■ Dataset records ■

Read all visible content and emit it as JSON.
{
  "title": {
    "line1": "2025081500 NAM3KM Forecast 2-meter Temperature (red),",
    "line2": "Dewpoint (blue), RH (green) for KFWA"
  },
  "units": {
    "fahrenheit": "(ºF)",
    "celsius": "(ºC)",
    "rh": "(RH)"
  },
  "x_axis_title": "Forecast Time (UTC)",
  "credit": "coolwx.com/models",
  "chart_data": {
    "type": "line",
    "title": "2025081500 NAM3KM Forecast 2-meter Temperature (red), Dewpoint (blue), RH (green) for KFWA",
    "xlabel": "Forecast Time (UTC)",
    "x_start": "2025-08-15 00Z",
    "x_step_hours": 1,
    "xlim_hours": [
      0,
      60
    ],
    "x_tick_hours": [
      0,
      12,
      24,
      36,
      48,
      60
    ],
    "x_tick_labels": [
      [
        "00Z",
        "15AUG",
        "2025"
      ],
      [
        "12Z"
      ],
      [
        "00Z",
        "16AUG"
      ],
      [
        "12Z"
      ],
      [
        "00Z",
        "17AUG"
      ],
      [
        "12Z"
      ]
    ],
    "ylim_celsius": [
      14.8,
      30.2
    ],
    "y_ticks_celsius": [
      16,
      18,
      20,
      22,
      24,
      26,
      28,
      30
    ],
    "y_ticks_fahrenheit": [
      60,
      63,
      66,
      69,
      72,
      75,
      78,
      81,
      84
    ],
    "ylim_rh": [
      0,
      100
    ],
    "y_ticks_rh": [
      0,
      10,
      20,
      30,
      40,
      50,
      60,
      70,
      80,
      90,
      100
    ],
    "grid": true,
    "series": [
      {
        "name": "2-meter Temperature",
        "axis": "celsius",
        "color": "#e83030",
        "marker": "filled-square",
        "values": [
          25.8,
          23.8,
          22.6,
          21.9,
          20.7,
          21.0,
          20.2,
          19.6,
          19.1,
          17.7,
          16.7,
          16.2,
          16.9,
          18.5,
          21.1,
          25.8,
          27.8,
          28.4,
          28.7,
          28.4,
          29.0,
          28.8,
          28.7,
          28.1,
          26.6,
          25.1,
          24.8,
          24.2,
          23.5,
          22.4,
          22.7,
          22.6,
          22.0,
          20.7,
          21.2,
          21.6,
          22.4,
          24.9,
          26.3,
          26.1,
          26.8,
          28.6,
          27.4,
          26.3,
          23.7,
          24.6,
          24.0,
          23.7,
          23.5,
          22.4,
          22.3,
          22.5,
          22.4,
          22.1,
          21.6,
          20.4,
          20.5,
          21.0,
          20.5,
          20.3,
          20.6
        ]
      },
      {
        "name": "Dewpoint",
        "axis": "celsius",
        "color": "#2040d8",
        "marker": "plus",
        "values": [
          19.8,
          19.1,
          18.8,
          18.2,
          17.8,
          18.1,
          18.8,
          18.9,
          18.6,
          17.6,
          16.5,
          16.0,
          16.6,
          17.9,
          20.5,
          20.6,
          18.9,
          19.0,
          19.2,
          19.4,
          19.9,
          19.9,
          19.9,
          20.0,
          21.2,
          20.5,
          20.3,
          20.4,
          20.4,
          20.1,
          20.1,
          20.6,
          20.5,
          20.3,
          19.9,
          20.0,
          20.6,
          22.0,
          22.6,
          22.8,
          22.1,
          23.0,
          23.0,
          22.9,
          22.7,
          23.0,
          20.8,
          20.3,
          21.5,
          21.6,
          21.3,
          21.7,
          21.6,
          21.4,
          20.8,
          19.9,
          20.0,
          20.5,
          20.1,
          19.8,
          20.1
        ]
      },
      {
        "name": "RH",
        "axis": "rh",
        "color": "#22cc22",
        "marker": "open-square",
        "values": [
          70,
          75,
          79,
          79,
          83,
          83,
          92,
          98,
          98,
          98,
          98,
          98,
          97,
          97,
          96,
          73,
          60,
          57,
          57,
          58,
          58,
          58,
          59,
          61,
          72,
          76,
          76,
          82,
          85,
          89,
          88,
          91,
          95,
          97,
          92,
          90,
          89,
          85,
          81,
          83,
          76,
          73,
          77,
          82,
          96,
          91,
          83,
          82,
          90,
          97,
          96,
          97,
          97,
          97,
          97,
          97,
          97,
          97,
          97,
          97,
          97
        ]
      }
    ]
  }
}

■ Required task ■
Report the number of lines that contain "color", with no other words.

■ Result below ■
3